### Required task
Search the entries below. Return every line that has "Frequency" in it.

>> START Exercise input

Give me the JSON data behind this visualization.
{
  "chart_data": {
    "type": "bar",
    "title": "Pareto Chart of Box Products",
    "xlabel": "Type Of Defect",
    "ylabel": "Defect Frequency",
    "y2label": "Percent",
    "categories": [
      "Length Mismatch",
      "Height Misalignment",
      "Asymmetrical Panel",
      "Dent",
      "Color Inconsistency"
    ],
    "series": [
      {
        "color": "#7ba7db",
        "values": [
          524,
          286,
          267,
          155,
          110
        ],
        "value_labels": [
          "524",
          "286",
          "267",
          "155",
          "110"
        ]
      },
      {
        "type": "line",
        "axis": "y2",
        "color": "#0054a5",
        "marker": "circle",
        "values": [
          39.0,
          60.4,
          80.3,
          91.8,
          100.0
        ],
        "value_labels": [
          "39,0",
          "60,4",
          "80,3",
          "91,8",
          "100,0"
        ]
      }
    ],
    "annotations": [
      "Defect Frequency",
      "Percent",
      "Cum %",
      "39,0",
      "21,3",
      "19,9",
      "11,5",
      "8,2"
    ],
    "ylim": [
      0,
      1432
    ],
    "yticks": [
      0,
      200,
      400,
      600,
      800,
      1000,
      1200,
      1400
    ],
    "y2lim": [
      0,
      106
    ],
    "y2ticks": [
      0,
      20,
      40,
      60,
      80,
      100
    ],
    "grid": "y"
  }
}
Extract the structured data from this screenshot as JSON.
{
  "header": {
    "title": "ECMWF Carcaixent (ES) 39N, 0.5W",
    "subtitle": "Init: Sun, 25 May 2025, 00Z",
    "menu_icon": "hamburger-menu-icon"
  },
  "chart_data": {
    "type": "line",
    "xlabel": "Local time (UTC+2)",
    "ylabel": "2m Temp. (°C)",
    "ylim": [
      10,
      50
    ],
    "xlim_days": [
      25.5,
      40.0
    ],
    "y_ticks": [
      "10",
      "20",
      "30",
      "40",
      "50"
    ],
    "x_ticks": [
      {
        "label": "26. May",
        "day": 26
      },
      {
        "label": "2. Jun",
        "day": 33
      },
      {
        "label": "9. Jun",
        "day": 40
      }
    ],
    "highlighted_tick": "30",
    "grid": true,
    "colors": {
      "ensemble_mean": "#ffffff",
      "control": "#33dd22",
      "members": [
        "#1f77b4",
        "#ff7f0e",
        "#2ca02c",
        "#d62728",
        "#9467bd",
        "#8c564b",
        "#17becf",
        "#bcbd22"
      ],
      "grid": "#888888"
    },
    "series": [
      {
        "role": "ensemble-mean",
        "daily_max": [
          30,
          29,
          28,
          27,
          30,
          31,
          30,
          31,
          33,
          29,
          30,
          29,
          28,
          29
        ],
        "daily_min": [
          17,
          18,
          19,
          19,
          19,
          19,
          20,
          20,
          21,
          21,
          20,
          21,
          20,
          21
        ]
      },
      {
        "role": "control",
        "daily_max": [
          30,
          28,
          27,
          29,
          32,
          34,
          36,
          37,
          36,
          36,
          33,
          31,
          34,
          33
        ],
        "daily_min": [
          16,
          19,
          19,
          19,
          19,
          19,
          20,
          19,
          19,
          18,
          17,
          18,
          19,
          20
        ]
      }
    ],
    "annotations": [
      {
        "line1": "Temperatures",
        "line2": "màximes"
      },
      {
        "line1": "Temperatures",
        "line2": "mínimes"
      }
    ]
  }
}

>> END Exercise input
>> START Exercise input

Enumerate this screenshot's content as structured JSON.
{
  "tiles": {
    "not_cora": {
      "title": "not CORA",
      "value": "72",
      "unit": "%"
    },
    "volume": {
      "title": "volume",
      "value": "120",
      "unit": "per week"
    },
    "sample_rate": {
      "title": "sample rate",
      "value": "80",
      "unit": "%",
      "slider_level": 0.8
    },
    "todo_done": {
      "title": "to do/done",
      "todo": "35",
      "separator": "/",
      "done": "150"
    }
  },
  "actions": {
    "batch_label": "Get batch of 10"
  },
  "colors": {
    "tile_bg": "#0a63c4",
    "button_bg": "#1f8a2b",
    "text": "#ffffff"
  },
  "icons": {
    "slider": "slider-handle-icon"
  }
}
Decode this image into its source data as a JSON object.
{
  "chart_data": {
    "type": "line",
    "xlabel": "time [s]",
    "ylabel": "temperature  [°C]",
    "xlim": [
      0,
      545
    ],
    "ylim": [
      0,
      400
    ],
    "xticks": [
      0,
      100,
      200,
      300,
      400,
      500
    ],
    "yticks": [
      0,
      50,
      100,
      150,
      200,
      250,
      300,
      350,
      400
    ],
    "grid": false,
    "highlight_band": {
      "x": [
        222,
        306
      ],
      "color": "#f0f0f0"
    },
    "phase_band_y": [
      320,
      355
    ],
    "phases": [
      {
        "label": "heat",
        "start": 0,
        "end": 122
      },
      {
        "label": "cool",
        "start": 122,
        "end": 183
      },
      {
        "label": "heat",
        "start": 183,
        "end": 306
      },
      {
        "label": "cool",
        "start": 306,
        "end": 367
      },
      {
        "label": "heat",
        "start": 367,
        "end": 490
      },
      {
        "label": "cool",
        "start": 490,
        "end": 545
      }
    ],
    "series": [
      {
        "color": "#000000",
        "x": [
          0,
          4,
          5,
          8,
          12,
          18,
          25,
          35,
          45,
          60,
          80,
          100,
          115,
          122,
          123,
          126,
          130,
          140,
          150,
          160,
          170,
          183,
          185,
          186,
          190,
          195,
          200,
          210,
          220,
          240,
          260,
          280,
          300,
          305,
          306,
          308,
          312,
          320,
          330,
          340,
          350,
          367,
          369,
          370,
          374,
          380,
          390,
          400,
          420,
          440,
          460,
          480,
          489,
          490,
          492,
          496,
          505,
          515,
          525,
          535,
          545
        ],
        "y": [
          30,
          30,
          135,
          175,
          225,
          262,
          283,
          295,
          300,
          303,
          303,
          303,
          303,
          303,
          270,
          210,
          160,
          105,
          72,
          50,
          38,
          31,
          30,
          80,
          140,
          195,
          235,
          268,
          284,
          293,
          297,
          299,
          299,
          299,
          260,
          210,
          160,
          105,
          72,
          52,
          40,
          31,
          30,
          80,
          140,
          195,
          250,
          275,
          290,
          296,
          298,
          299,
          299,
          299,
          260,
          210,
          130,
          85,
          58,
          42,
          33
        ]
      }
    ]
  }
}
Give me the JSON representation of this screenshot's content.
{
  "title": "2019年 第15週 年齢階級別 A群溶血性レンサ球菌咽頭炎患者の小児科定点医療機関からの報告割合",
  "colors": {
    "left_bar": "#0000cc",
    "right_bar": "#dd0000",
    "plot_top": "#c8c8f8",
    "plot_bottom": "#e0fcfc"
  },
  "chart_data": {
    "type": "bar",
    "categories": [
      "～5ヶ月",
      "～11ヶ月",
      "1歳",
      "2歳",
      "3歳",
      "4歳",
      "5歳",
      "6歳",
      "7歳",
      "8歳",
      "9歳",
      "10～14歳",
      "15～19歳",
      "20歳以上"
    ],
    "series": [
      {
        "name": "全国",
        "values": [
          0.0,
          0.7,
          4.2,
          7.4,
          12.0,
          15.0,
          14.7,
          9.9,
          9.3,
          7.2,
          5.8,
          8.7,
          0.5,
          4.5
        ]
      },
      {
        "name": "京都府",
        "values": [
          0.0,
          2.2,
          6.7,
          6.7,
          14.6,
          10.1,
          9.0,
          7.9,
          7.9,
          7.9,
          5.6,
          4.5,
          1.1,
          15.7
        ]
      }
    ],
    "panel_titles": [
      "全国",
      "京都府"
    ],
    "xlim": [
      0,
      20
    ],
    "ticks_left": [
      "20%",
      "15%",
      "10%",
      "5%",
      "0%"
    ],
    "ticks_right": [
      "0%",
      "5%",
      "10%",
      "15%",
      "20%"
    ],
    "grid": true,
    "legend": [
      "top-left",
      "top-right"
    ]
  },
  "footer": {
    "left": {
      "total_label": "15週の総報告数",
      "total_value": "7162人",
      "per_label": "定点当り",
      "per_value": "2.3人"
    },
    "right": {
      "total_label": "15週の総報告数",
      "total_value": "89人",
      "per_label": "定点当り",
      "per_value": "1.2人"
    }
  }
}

>> END Exercise input

### Solution
    "ylabel": "Defect Frequency",
      "Defect Frequency",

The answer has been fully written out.